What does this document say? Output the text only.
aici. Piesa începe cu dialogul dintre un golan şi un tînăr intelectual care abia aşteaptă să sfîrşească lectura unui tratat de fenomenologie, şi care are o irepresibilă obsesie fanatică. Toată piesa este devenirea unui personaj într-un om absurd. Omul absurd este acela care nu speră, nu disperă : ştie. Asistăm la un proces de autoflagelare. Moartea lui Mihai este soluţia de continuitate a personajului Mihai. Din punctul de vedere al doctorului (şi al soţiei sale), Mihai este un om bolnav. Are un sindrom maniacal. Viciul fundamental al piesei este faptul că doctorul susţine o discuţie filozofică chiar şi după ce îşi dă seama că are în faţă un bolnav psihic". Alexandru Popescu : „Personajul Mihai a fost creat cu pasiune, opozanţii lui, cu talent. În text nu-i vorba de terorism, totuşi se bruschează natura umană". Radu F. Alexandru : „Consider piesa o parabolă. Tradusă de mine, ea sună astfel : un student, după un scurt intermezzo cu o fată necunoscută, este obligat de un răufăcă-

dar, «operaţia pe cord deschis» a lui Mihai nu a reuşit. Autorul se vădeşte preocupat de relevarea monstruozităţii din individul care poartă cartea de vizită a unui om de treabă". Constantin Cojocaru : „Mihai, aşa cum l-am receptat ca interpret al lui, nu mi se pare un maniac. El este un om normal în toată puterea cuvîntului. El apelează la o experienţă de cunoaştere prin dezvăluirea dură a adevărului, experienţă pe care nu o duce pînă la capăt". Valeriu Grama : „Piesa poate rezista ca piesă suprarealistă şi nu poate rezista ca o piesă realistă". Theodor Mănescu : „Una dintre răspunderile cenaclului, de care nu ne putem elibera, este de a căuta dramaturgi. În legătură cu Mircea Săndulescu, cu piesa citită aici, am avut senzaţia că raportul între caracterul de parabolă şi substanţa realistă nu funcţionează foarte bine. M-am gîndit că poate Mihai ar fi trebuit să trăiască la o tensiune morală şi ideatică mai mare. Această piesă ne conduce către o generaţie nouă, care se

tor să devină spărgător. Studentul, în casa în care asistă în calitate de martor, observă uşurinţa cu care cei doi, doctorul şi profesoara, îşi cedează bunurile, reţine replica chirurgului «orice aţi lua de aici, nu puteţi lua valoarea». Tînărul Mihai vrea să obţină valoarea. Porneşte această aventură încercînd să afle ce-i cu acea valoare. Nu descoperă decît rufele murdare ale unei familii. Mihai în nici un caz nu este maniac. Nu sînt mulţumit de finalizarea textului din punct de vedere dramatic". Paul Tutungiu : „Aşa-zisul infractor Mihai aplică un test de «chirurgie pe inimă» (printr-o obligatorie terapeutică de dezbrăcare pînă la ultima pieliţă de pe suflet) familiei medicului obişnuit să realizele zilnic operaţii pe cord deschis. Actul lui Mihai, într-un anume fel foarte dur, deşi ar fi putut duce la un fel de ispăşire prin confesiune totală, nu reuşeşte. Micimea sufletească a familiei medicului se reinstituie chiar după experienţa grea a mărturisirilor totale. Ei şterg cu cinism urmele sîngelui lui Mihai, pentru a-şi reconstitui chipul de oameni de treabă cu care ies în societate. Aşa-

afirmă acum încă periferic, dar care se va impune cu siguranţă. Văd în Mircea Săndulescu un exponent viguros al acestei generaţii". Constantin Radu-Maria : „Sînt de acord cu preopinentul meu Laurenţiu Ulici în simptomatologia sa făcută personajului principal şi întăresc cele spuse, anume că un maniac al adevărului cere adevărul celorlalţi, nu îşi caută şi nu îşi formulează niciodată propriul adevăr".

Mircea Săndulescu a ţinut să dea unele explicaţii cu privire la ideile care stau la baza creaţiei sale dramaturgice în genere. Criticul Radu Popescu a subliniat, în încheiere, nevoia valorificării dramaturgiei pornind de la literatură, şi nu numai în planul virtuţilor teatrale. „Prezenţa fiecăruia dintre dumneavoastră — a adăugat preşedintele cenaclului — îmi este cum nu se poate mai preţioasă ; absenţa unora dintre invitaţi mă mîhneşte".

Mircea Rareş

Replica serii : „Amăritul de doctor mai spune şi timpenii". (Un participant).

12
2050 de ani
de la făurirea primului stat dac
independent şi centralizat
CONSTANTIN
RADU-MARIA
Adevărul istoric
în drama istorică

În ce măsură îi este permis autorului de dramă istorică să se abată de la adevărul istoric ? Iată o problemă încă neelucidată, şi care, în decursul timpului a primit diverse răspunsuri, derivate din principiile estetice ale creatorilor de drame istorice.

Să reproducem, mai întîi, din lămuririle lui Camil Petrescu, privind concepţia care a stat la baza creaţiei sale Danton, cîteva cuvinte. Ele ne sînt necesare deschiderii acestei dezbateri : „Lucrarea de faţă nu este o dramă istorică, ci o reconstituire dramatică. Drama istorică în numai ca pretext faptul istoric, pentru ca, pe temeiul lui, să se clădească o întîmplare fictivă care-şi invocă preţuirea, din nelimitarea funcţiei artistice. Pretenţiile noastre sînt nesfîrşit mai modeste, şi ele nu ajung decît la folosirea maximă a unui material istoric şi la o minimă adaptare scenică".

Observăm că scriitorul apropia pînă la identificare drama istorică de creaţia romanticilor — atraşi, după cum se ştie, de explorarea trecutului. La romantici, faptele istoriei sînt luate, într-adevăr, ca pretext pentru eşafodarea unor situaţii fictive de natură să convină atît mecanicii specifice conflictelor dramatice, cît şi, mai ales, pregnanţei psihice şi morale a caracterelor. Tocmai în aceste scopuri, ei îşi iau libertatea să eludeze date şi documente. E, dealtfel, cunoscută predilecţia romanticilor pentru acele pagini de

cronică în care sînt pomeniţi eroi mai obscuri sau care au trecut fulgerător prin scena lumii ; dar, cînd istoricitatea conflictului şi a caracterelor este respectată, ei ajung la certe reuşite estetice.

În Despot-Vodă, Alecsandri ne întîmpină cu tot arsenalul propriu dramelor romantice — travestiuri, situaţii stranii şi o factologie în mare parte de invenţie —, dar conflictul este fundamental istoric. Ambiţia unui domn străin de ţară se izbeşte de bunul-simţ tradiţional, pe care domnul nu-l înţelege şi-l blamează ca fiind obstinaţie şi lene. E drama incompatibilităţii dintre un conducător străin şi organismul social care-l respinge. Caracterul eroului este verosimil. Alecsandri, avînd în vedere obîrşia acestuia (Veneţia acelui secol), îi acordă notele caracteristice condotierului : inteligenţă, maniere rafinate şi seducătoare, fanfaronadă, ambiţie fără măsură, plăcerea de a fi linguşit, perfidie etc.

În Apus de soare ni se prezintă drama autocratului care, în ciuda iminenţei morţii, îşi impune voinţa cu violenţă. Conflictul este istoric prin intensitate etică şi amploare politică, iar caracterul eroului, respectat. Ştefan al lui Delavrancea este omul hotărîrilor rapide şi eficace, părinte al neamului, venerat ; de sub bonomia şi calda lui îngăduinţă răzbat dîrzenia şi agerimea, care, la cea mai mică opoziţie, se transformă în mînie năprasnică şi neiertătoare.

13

**Exercise description:** Extract every record. Keep wording exact.

**Result of the exercise:**
What does this document say? Output the text only.
aici. Piesa începe cu dialogul dintre un golan şi un tînăr intelectual care abia aşteaptă să sfîrşească lectura unui tratat de fenomenologie, şi care are o irepresibilă obsesie fanatică. Toată piesa este devenirea unui personaj într-un om absurd. Omul absurd este acela care nu speră, nu disperă : ştie. Asistăm la un proces de autoflagelare. Moartea lui Mihai este soluţia de continuitate a personajului Mihai. Din punctul de vedere al doctorului (şi al soţiei sale), Mihai este un om bolnav. Are un sindrom maniacal. Viciul fundamental al piesei este faptul că doctorul susţine o discuţie filozofică chiar şi după ce îşi dă seama că are în faţă un bolnav psihic". Alexandru Popescu : „Personajul Mihai a fost creat cu pasiune, opozanţii lui, cu talent. În text nu-i vorba de terorism, totuşi se bruschează natura umană". Radu F. Alexandru : „Consider piesa o parabolă. Tradusă de mine, ea sună astfel : un student, după un scurt intermezzo cu o fată necunoscută, este obligat de un răufăcă-

dar, «operaţia pe cord deschis» a lui Mihai nu a reuşit. Autorul se vădeşte preocupat de relevarea monstruozităţii din individul care poartă cartea de vizită a unui om de treabă". Constantin Cojocaru : „Mihai, aşa cum l-am receptat ca interpret al lui, nu mi se pare un maniac. El este un om normal în toată puterea cuvîntului. El apelează la o experienţă de cunoaştere prin dezvăluirea dură a adevărului, experienţă pe care nu o duce pînă la capăt". Valeriu Grama : „Piesa poate rezista ca piesă suprarealistă şi nu poate rezista ca o piesă realistă". Theodor Mănescu : „Una dintre răspunderile cenaclului, de care nu ne putem elibera, este de a căuta dramaturgi. În legătură cu Mircea Săndulescu, cu piesa citită aici, am avut senzaţia că raportul între caracterul de parabolă şi substanţa realistă nu funcţionează foarte bine. M-am gîndit că poate Mihai ar fi trebuit să trăiască la o tensiune morală şi ideatică mai mare. Această piesă ne conduce către o generaţie nouă, care se

tor să devină spărgător. Studentul, în casa în care asistă în calitate de martor, observă uşurinţa cu care cei doi, doctorul şi profesoara, îşi cedează bunurile, reţine replica chirurgului «orice aţi lua de aici, nu puteţi lua valoarea». Tînărul Mihai vrea să obţină valoarea. Porneşte această aventură încercînd să afle ce-i cu acea valoare. Nu descoperă decît rufele murdare ale unei familii. Mihai în nici un caz nu este maniac. Nu sînt mulţumit de finalizarea textului din punct de vedere dramatic". Paul Tutungiu : „Aşa-zisul infractor Mihai aplică un test de «chirurgie pe inimă» (printr-o obligatorie terapeutică de dezbrăcare pînă la ultima pieliţă de pe suflet) familiei medicului obişnuit să realizele zilnic operaţii pe cord deschis. Actul lui Mihai, într-un anume fel foarte dur, deşi ar fi putut duce la un fel de ispăşire prin confesiune totală, nu reuşeşte. Micimea sufletească a familiei medicului se reinstituie chiar după experienţa grea a mărturisirilor totale. Ei şterg cu cinism urmele sîngelui lui Mihai, pentru a-şi reconstitui chipul de oameni de treabă cu care ies în societate. Aşa-

afirmă acum încă periferic, dar care se va impune cu siguranţă. Văd în Mircea Săndulescu un exponent viguros al acestei generaţii". Constantin Radu-Maria : „Sînt de acord cu preopinentul meu Laurenţiu Ulici în simptomatologia sa făcută personajului principal şi întăresc cele spuse, anume că un maniac al adevărului cere adevărul celorlalţi, nu îşi caută şi nu îşi formulează niciodată propriul adevăr".

Mircea Săndulescu a ţinut să dea unele explicaţii cu privire la ideile care stau la baza creaţiei sale dramaturgice în genere. Criticul Radu Popescu a subliniat, în încheiere, nevoia valorificării dramaturgiei pornind de la literatură, şi nu numai în planul virtuţilor teatrale. „Prezenţa fiecăruia dintre dumneavoastră — a adăugat preşedintele cenaclului — îmi este cum nu se poate mai preţioasă ; absenţa unora dintre invitaţi mă mîhneşte".

Mircea Rareş

Replica serii : „Amăritul de doctor mai spune şi timpenii". (Un participant).

12
2050 de ani
de la făurirea primului stat dac
independent şi centralizat
CONSTANTIN
RADU-MARIA
Adevărul istoric
în drama istorică

În ce măsură îi este permis autorului de dramă istorică să se abată de la adevărul istoric ? Iată o problemă încă neelucidată, şi care, în decursul timpului a primit diverse răspunsuri, derivate din principiile estetice ale creatorilor de drame istorice.

Să reproducem, mai întîi, din lămuririle lui Camil Petrescu, privind concepţia care a stat la baza creaţiei sale Danton, cîteva cuvinte. Ele ne sînt necesare deschiderii acestei dezbateri : „Lucrarea de faţă nu este o dramă istorică, ci o reconstituire dramatică. Drama istorică în numai ca pretext faptul istoric, pentru ca, pe temeiul lui, să se clădească o întîmplare fictivă care-şi invocă preţuirea, din nelimitarea funcţiei artistice. Pretenţiile noastre sînt nesfîrşit mai modeste, şi ele nu ajung decît la folosirea maximă a unui material istoric şi la o minimă adaptare scenică".

Observăm că scriitorul apropia pînă la identificare drama istorică de creaţia romanticilor — atraşi, după cum se ştie, de explorarea trecutului. La romantici, faptele istoriei sînt luate, într-adevăr, ca pretext pentru eşafodarea unor situaţii fictive de natură să convină atît mecanicii specifice conflictelor dramatice, cît şi, mai ales, pregnanţei psihice şi morale a caracterelor. Tocmai în aceste scopuri, ei îşi iau libertatea să eludeze date şi documente. E, dealtfel, cunoscută predilecţia romanticilor pentru acele pagini de

cronică în care sînt pomeniţi eroi mai obscuri sau care au trecut fulgerător prin scena lumii ; dar, cînd istoricitatea conflictului şi a caracterelor este respectată, ei ajung la certe reuşite estetice.

În Despot-Vodă, Alecsandri ne întîmpină cu tot arsenalul propriu dramelor romantice — travestiuri, situaţii stranii şi o factologie în mare parte de invenţie —, dar conflictul este fundamental istoric. Ambiţia unui domn străin de ţară se izbeşte de bunul-simţ tradiţional, pe care domnul nu-l înţelege şi-l blamează ca fiind obstinaţie şi lene. E drama incompatibilităţii dintre un conducător străin şi organismul social care-l respinge. Caracterul eroului este verosimil. Alecsandri, avînd în vedere obîrşia acestuia (Veneţia acelui secol), îi acordă notele caracteristice condotierului : inteligenţă, maniere rafinate şi seducătoare, fanfaronadă, ambiţie fără măsură, plăcerea de a fi linguşit, perfidie etc.

În Apus de soare ni se prezintă drama autocratului care, în ciuda iminenţei morţii, îşi impune voinţa cu violenţă. Conflictul este istoric prin intensitate etică şi amploare politică, iar caracterul eroului, respectat. Ştefan al lui Delavrancea este omul hotărîrilor rapide şi eficace, părinte al neamului, venerat ; de sub bonomia şi calda lui îngăduinţă răzbat dîrzenia şi agerimea, care, la cea mai mică opoziţie, se transformă în mînie năprasnică şi neiertătoare.

13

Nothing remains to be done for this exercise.